Single out each line with the word "time" and copy it.

#### Source material ####

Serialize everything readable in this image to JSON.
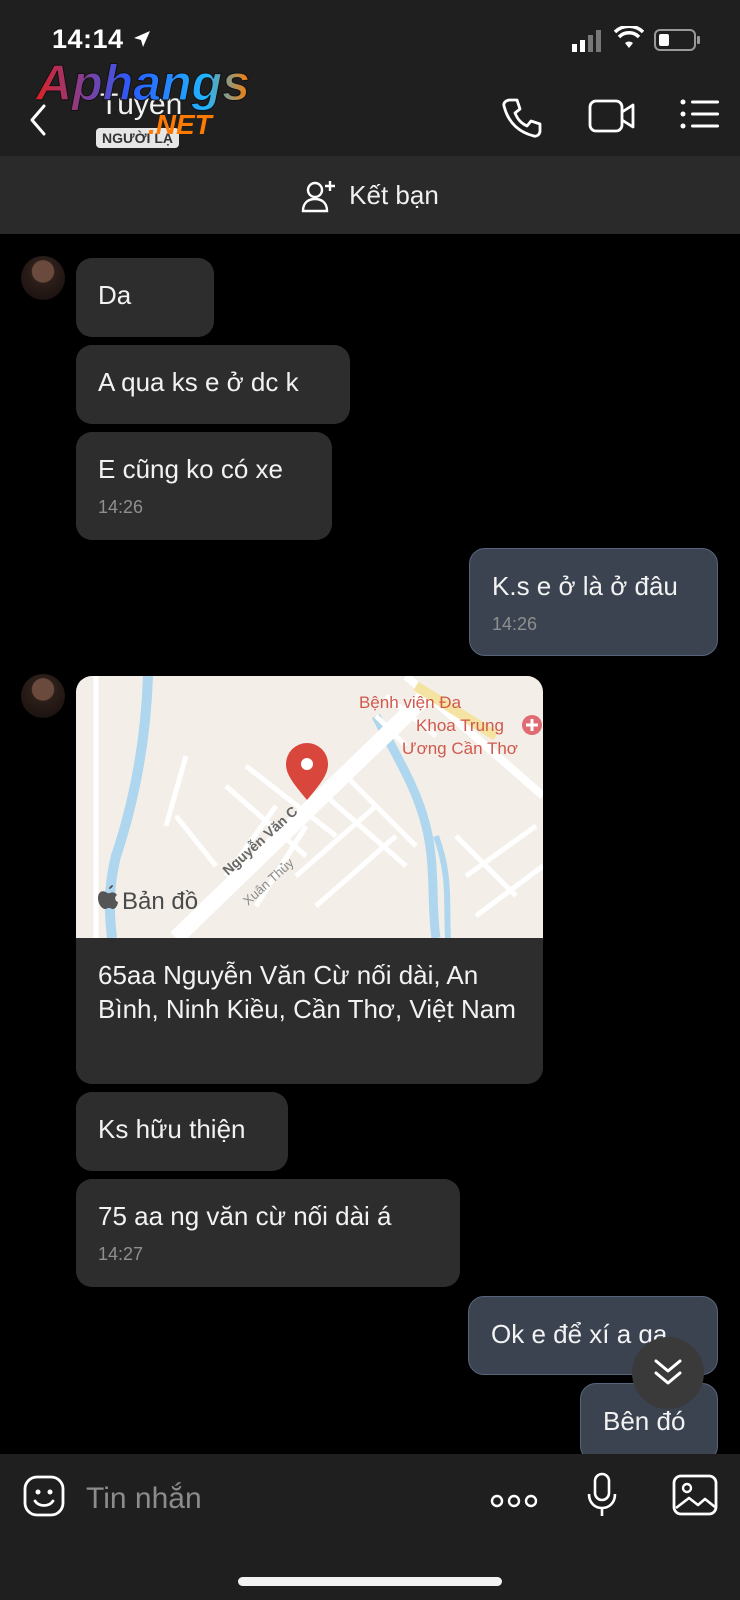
{
  "status_bar": {
    "time": "14:14"
  },
  "header": {
    "contact_name": "Tuyen",
    "badge": "NGƯỜI LẠ",
    "watermark_line1": "Aphangs",
    "watermark_line2": ".NET"
  },
  "friend_bar": {
    "label": "Kết bạn"
  },
  "messages": [
    {
      "dir": "in",
      "text": "Da"
    },
    {
      "dir": "in",
      "text": "A qua ks e ở dc k"
    },
    {
      "dir": "in",
      "text": "E cũng ko có xe",
      "time": "14:26"
    },
    {
      "dir": "out",
      "text": "K.s e ở là ở đâu",
      "time": "14:26"
    },
    {
      "dir": "in",
      "text": "Ks hữu thiện"
    },
    {
      "dir": "in",
      "text": "75 aa ng văn cừ nối dài á",
      "time": "14:27"
    },
    {
      "dir": "out",
      "text": "Ok e để xí a qa"
    },
    {
      "dir": "out",
      "text": "Bên đó"
    }
  ],
  "map_card": {
    "address": "65aa Nguyễn Văn Cừ nối dài, An Bình, Ninh Kiều, Cần Thơ, Việt Nam",
    "maps_label": "Bản đồ",
    "poi_line1": "Bệnh viện Đa",
    "poi_line2": "Khoa Trung",
    "poi_line3": "Ương Cần Thơ",
    "street_label": "Nguyễn Văn C",
    "street_label2": "Xuân Thủy"
  },
  "input_bar": {
    "placeholder": "Tin nhắn"
  },
  "colors": {
    "incoming": "#2d2d2d",
    "outgoing": "#3b4350",
    "pin": "#d9463b"
  }
}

####

## Output of the exercise
    "time": "14:14"
      "time": "14:26"
      "time": "14:26"
      "time": "14:27"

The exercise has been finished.